What to do – Extract each line bearing the word "CHART".

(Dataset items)
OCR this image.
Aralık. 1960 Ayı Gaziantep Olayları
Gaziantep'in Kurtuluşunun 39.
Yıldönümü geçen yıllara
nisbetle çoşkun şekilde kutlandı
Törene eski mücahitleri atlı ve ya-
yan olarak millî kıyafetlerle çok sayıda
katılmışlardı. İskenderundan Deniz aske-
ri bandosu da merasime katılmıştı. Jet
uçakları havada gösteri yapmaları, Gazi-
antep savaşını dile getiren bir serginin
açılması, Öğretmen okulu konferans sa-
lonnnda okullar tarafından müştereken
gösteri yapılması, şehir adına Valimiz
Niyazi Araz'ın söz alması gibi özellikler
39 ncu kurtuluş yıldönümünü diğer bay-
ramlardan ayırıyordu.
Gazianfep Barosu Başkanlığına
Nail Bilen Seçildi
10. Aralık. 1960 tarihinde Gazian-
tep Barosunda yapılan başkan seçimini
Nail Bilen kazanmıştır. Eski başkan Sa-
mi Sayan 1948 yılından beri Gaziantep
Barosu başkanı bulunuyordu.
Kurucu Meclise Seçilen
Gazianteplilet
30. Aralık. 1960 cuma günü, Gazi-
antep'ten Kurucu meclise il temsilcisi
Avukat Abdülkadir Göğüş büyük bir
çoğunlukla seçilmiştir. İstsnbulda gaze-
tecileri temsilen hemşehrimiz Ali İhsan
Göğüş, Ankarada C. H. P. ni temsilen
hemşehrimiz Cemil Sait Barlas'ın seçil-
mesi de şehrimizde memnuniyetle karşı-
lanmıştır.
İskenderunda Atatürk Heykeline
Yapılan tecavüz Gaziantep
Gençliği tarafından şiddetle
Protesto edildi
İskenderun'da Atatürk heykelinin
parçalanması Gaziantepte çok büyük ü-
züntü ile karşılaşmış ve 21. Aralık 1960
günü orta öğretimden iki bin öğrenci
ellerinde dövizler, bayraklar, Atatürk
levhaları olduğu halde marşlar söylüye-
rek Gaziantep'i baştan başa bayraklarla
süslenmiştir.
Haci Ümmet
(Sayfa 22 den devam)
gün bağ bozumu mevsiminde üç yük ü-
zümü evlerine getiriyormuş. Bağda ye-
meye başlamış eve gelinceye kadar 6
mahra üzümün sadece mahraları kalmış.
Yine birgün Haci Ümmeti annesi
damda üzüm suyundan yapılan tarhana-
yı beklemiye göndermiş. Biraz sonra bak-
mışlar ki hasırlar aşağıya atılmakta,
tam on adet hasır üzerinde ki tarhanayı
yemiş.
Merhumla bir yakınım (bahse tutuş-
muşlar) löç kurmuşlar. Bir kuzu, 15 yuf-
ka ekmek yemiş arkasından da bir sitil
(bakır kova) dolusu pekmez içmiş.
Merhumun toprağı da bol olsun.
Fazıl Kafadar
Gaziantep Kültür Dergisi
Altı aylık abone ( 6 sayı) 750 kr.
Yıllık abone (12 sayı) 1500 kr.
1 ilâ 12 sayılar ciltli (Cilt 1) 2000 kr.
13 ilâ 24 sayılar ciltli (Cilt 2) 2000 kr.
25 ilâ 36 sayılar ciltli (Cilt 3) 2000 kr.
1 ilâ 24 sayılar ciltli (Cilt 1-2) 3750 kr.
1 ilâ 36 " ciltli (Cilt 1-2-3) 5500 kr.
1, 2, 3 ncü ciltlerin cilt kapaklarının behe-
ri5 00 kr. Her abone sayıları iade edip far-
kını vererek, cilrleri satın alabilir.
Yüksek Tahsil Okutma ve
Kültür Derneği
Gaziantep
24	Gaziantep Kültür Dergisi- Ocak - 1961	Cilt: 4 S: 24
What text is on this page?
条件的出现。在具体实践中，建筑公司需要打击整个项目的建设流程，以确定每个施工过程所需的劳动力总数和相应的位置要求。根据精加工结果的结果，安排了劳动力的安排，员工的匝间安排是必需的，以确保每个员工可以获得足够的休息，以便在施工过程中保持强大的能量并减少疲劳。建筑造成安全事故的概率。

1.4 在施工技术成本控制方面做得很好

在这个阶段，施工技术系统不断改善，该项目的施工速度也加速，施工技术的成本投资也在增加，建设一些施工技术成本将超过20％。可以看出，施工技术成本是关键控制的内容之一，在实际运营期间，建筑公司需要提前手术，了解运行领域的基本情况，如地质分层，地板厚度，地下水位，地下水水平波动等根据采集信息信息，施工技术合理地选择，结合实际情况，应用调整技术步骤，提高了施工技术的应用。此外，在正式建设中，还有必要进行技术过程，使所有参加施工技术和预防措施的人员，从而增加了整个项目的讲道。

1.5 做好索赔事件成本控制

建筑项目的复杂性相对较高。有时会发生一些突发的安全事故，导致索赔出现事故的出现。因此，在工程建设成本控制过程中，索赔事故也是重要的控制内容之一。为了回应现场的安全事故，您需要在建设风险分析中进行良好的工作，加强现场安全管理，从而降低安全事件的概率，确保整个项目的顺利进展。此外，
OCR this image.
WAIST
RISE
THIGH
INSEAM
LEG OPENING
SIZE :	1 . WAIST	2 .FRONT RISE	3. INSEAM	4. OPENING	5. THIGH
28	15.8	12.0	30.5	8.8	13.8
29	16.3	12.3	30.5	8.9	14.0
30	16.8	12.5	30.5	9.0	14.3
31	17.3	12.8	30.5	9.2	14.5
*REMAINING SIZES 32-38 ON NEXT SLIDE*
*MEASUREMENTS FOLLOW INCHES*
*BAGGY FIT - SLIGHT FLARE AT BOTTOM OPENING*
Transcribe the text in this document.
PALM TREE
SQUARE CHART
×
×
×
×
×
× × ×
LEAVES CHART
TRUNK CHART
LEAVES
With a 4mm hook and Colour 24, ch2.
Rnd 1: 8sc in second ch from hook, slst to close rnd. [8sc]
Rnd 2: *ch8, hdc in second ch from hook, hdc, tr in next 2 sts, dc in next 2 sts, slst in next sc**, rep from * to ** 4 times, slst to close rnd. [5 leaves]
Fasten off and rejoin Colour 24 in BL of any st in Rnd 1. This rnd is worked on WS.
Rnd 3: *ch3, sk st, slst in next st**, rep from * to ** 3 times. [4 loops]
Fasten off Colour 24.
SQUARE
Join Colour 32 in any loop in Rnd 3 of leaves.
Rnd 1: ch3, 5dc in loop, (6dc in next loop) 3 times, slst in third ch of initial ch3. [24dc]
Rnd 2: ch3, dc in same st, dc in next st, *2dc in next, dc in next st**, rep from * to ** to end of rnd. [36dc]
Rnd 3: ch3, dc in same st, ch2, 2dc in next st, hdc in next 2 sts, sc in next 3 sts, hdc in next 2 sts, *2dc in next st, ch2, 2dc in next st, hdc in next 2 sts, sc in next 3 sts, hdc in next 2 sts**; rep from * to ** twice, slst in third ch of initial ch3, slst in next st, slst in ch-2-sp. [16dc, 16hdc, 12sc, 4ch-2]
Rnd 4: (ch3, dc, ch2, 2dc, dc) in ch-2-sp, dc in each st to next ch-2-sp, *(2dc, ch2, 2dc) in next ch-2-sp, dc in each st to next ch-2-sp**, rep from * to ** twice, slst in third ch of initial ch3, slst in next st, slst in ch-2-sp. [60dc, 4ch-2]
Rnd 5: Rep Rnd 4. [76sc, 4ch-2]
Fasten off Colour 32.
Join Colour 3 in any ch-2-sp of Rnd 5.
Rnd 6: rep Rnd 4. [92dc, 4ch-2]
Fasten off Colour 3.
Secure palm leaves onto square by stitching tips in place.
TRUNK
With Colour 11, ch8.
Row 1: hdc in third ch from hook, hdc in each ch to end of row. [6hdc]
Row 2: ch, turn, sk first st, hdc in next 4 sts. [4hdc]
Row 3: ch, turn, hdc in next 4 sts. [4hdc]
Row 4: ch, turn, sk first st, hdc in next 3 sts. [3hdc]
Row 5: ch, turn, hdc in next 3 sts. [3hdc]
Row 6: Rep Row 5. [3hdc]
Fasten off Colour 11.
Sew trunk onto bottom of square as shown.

Finished exercise –
SQUARE CHART
LEAVES CHART
TRUNK CHART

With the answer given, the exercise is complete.